| WORK REQUIRED |
Copy each line containing the word "TAMax" from the records that follow, please.

| RECORDS PROVIDED |
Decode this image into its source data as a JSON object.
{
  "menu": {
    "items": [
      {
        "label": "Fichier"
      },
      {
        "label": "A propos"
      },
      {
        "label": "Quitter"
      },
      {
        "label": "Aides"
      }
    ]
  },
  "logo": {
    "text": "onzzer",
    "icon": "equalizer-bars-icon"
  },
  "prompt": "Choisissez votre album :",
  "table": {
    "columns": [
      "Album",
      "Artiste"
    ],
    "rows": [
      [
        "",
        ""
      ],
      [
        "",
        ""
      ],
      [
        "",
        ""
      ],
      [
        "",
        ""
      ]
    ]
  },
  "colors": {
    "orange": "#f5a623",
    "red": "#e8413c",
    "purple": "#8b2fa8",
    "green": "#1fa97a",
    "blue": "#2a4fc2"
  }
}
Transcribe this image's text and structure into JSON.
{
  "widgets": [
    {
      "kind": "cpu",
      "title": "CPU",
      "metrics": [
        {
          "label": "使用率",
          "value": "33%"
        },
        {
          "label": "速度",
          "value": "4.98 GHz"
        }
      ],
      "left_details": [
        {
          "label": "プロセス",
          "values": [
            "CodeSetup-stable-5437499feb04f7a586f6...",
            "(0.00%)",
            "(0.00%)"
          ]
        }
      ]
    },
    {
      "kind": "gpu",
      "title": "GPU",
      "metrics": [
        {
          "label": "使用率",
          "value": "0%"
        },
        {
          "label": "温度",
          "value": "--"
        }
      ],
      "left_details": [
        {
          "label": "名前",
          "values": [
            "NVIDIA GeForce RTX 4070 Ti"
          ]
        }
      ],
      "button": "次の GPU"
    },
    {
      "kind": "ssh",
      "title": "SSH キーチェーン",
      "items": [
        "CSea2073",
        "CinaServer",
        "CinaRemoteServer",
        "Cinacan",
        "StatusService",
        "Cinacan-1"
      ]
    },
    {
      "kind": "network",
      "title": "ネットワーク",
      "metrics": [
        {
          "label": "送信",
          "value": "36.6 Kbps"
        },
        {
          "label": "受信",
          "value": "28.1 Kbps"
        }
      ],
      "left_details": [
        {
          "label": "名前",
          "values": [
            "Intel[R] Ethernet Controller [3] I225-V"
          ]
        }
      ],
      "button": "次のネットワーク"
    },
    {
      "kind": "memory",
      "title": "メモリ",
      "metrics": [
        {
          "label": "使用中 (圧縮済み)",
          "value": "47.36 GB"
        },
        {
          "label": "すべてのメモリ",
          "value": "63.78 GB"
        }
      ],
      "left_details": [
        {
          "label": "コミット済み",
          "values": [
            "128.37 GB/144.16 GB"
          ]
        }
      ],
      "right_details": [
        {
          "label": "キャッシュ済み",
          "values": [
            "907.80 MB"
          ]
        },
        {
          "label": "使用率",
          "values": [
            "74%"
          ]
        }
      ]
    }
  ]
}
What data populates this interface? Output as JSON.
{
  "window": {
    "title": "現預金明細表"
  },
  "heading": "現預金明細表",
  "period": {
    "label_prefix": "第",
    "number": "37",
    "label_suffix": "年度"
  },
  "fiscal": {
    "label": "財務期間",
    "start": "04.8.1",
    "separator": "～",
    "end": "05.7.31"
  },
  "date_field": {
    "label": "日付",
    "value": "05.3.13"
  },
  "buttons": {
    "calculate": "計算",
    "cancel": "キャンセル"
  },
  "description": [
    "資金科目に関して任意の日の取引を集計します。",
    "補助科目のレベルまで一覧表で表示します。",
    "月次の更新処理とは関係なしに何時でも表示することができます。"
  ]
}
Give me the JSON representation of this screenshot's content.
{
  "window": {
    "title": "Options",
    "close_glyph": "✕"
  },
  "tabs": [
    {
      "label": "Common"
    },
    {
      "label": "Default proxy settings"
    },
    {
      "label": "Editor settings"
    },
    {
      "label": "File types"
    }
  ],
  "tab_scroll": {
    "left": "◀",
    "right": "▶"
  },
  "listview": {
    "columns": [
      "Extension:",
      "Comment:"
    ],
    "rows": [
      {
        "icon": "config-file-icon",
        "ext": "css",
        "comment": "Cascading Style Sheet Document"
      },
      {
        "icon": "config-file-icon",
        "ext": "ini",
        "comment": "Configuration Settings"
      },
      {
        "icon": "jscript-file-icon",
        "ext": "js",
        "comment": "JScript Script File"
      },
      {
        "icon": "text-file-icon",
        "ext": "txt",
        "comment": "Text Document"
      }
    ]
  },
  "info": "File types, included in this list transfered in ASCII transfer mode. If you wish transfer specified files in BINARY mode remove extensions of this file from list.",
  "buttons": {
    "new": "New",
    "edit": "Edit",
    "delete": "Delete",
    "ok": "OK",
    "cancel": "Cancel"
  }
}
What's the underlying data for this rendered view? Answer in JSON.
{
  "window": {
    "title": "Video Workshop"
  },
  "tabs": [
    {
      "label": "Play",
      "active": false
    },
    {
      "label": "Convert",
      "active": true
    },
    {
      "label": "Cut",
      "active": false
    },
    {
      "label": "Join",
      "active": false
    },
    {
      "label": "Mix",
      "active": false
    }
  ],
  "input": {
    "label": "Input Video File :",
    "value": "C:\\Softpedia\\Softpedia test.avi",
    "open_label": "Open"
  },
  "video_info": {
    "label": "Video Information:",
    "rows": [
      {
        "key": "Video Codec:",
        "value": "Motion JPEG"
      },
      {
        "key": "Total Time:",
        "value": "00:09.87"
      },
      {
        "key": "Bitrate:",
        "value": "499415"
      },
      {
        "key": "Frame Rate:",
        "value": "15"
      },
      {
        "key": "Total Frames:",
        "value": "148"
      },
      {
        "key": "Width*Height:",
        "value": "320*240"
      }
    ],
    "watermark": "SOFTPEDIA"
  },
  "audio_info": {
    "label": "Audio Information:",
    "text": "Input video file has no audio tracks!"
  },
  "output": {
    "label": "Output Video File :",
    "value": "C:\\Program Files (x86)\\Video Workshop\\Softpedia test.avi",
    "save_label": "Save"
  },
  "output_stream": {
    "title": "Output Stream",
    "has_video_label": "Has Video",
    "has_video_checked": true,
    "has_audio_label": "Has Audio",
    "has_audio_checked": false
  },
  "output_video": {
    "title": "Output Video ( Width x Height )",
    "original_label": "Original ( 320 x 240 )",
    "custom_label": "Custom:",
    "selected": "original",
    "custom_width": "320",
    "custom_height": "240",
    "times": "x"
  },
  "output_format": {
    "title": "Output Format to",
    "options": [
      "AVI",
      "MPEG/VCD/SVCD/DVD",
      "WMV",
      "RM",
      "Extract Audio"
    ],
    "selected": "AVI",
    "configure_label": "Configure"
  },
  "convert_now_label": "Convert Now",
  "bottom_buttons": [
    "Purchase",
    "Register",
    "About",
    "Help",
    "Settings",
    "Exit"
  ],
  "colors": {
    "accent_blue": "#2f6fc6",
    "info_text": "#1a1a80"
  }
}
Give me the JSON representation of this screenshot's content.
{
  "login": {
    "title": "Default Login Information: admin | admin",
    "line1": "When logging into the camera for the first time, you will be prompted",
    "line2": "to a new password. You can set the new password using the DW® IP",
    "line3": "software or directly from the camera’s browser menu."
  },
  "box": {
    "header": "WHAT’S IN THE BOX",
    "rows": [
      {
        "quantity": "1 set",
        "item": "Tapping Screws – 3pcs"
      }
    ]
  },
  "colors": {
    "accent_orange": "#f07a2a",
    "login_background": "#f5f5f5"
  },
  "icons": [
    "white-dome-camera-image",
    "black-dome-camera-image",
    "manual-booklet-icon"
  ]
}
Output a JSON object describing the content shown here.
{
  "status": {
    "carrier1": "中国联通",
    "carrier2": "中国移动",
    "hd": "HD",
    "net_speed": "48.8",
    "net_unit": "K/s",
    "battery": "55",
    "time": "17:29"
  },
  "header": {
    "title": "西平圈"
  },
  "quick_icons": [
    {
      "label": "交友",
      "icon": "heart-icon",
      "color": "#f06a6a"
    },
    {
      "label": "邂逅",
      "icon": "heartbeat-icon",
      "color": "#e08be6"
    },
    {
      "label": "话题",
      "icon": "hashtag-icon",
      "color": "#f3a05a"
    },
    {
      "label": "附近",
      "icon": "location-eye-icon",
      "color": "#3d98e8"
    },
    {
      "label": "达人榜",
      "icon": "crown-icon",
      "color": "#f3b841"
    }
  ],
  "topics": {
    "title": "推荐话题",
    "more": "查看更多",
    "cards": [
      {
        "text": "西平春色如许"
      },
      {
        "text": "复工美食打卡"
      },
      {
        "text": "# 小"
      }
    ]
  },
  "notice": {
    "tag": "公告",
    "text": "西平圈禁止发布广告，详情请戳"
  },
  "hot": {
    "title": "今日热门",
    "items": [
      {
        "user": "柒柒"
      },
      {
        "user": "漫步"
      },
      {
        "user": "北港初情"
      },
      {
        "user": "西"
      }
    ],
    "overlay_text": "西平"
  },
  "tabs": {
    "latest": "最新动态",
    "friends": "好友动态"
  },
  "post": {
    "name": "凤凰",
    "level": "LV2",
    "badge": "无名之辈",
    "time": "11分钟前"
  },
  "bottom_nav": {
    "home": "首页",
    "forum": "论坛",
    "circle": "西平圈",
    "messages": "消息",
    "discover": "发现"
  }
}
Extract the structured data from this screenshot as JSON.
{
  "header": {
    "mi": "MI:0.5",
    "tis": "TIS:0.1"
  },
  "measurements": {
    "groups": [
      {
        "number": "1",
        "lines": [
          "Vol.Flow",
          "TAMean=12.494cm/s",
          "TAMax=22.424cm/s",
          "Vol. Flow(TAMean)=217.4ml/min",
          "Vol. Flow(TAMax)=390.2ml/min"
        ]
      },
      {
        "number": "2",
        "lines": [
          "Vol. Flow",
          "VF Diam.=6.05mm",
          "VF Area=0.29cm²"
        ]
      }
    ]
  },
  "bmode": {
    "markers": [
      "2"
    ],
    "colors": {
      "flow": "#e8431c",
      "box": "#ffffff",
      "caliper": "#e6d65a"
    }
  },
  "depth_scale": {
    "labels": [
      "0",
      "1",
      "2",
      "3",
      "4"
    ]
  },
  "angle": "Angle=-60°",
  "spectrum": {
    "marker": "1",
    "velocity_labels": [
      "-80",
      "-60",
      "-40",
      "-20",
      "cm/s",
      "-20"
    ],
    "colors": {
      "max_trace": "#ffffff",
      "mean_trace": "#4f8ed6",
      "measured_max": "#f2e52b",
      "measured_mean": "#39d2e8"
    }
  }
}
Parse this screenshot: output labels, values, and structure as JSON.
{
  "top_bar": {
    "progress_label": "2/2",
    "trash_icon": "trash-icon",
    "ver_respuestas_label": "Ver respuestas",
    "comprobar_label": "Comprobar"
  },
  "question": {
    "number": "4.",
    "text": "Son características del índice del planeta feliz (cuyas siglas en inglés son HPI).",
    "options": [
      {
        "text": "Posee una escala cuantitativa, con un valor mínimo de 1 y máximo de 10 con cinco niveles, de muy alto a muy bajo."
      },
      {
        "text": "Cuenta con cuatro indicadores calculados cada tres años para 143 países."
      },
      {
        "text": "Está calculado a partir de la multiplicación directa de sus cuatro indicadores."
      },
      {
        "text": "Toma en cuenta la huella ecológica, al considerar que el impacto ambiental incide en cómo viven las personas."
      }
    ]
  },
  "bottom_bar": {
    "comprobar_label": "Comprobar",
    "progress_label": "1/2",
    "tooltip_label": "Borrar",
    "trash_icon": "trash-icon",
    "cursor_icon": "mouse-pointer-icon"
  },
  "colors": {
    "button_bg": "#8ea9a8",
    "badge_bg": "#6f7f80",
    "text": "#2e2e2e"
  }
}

| COMPLETED TASK |
          "TAMax=22.424cm/s",
          "Vol. Flow(TAMax)=390.2ml/min"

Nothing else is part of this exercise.